Stated task:
Pull out every line with the word "color".

Figure dataset records:
+-------+

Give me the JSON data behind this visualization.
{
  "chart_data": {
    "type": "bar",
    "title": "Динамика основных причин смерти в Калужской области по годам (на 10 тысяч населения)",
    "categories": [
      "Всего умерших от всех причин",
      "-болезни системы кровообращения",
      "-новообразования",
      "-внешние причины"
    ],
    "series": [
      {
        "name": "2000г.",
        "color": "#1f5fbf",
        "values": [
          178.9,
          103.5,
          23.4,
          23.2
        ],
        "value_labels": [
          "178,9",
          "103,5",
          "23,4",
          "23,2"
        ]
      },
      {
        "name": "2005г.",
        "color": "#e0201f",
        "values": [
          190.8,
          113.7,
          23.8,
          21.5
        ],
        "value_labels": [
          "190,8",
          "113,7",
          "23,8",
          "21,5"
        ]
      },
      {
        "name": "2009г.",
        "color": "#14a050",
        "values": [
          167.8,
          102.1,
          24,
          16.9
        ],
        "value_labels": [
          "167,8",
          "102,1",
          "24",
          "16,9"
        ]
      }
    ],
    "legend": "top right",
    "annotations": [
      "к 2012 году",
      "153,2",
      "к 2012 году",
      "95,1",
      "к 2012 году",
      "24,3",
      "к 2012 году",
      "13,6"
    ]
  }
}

+-------+

Result of this exercise:
        "color": "#1f5fbf",
        "color": "#e0201f",
        "color": "#14a050",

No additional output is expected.